EXERCISE PASSAGE:
Content starts

In 1884 Cummins House underwent major renovations, including the addition of staff quarters and a new kitchen. Today, standing beside a large wooden table, we admire a ‘state of the art’ bean cutter, a selection of homemade candles and an innovative, pre-refrigeration butter cooler. I love cellars too, but sadly we were unable to access the three underground rooms that lurk beneath the house.

We are given plenty of facts, but some good family legends might have added an element of interest to our tour. The facts tell us that John Morphett arrived in Adelaide on board the Cygnet, on November 5th, 1836. From the deck, he observed with apprehension ‘the dry and scorched appearance of the plains.’ Yet later, he would write that ‘the climate surpasses France’ and ‘there are no creatures to fear.’

Cummins House, South Australia, circa 1850

Four months earlier, Elizabeth Morphett, nee Fisher, had arrived with her family and Governor Hindmarsh on The Buffalo. She was twenty one years old and would marry John Morphett two years later. The Morphett family would rapidly become a firm fixture among the Adelaide Establishment.

Elizabeth Morphett’s father, James Hurtle Fisher, became the first Mayor of Adelaide in 1840, while her husband, John, took on the role of Treasurer. In 1857, John would also – inevitably – join the newly formed Legislative Council. Both Morphett and his father-in-law would eventually receive knighthoods for their efforts to establish the new colony. John and Elizabeth’s third daughter, Ada, would grow up to marry the oldest Ayers son, Henry, and hold court at ‘Dimora’ on East Terrace.

Content ends

DATA UNDER STUDY:
Content starts

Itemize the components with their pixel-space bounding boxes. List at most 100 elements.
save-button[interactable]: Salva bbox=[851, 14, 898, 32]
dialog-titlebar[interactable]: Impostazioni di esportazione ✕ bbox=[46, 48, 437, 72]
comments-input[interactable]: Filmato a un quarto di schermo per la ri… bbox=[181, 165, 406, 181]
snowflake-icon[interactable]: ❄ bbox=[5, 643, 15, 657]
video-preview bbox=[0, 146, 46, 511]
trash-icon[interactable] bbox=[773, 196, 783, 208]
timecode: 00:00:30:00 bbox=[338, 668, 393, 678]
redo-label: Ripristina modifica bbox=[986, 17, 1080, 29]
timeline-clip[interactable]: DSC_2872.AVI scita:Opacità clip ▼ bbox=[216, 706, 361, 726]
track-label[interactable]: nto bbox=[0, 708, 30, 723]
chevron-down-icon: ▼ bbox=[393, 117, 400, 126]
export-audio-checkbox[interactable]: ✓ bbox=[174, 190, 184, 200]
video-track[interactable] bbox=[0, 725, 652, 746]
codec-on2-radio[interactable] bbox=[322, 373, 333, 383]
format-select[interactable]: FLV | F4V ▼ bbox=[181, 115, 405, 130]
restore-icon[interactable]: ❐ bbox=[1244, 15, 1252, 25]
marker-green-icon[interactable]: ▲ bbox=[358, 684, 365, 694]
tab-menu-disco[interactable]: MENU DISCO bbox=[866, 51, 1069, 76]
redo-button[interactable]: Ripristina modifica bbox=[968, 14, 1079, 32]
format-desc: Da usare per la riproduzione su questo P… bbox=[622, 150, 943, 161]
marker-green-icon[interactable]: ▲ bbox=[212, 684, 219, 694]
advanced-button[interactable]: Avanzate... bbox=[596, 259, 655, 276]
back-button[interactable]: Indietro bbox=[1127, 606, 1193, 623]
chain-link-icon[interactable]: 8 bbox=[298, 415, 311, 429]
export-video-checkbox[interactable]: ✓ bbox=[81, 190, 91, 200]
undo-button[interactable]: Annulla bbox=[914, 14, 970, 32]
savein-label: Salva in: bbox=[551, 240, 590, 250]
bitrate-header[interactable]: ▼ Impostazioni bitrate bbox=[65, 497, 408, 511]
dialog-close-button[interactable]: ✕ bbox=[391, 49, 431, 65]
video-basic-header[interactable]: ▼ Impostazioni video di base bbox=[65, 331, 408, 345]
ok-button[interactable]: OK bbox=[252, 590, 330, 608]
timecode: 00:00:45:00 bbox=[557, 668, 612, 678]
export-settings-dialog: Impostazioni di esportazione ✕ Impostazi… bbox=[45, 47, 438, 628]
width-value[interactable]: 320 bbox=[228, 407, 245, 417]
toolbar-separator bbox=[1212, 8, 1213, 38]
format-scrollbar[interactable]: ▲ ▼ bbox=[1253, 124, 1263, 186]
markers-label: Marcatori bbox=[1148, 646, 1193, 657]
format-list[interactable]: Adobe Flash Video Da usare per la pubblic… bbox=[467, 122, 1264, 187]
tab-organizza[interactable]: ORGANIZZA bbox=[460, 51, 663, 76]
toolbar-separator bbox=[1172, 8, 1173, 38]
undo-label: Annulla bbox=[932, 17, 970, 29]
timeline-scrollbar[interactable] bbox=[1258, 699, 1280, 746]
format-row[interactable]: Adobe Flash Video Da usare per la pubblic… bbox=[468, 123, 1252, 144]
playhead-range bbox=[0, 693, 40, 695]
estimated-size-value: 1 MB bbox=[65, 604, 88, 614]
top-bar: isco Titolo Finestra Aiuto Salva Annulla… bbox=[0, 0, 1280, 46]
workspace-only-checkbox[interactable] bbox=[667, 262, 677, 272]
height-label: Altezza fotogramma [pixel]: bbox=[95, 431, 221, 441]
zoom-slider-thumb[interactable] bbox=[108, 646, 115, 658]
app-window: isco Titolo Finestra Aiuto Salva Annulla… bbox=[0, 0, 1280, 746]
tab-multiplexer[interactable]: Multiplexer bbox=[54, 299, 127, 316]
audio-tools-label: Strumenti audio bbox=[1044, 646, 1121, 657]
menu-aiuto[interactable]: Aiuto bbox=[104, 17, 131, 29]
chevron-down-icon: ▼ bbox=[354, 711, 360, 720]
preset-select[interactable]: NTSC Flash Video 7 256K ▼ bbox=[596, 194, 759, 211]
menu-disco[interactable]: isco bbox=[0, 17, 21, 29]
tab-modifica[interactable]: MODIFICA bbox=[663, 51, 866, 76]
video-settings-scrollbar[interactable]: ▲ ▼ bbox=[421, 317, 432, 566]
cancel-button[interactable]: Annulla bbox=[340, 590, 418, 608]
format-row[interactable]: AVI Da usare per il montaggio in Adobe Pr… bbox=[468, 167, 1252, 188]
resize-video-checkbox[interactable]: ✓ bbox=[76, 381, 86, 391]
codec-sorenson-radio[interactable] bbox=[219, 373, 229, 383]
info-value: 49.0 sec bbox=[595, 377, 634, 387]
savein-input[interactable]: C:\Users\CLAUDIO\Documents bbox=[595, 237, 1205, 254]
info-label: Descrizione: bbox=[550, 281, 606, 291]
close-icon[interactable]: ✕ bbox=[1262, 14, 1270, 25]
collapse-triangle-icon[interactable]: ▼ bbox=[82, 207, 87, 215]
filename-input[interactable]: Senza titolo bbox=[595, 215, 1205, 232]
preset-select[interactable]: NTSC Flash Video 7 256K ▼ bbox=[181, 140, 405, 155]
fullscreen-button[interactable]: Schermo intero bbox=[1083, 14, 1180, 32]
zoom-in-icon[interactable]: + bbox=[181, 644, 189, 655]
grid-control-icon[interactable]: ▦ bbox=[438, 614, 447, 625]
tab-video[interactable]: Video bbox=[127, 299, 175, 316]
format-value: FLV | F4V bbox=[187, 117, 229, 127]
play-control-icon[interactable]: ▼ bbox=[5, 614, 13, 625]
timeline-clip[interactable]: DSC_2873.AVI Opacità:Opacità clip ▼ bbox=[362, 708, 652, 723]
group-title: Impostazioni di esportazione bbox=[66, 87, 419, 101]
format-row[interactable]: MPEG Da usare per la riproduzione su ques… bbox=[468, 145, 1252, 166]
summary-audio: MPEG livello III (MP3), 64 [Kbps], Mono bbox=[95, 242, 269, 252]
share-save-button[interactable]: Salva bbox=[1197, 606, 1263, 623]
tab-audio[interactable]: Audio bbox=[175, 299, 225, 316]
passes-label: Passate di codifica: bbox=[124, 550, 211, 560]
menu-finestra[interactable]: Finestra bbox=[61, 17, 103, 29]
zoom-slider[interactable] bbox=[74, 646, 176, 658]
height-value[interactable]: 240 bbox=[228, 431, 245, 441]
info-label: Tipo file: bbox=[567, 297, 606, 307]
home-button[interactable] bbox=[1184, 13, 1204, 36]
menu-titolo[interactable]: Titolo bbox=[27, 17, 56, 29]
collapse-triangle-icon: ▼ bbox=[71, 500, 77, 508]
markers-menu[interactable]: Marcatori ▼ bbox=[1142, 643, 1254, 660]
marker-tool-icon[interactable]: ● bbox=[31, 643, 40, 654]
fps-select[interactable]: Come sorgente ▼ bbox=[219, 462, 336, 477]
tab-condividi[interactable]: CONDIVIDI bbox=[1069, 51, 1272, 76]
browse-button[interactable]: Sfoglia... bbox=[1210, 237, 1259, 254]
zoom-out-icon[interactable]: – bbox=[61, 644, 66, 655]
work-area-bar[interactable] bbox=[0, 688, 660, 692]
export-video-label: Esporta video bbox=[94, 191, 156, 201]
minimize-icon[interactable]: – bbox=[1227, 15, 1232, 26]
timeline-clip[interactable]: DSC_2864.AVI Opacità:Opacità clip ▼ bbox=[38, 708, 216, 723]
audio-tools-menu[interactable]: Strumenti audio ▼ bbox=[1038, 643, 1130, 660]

Content ends

EXERCISE INSTRUCTIONS:
1/ From the passage on Cummins House, transcribe the part that opens with the words containing "Four months earlier, Elizabeth" and closes with "the Adelaide Establishment.".
2/ According to the passage on Cummins House, on what ship did John Morphett arrive in Adelaide?
The lines come from a separate source.

RESPONSES TO THE EXERCISE:
1/
Four months earlier, Elizabeth Morphett, nee Fisher, had arrived with her family and Governor Hindmarsh on The Buffalo. She was twenty one years old and would marry John Morphett two years later. The Morphett family would rapidly become a firm fixture among the Adelaide Establishment.

2/ The Cygnet.